Dataset records of page text>
--- --- ---

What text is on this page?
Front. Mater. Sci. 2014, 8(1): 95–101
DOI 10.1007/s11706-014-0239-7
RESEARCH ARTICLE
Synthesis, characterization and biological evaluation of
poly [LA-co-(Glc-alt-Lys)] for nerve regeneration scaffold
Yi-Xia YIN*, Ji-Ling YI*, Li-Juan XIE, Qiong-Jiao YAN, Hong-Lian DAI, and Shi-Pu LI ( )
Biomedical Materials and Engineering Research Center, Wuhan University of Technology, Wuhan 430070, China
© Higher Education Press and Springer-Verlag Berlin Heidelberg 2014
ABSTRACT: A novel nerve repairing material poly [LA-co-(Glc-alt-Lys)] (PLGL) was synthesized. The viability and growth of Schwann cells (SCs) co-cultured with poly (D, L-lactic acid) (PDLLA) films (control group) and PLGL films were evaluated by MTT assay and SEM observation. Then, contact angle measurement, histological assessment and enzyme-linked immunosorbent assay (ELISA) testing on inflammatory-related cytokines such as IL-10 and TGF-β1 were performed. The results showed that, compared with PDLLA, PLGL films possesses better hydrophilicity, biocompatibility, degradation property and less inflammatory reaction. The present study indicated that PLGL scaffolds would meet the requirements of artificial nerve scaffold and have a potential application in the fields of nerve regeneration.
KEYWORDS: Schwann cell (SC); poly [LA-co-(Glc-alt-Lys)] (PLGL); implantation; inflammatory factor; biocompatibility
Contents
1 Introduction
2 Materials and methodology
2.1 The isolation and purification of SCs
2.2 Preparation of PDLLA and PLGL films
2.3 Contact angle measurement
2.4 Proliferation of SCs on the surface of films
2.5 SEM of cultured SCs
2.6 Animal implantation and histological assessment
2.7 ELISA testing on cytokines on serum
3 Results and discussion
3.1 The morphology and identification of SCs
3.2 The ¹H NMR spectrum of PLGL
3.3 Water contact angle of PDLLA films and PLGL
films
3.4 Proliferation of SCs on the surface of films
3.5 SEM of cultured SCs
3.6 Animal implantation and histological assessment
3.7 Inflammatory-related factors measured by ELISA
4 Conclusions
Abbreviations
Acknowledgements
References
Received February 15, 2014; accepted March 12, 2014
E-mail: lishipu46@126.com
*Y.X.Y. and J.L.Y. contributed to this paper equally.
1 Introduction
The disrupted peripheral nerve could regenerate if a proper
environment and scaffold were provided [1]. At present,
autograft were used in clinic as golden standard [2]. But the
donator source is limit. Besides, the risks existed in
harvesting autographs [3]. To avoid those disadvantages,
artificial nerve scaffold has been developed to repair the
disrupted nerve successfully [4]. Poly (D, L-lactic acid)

--- --- ---

PROMPT> Go through the records and copy each line with "Animal" in it.

TASK SOLUTION>
2.6 Animal implantation and histological assessment
3.6 Animal implantation and histological assessment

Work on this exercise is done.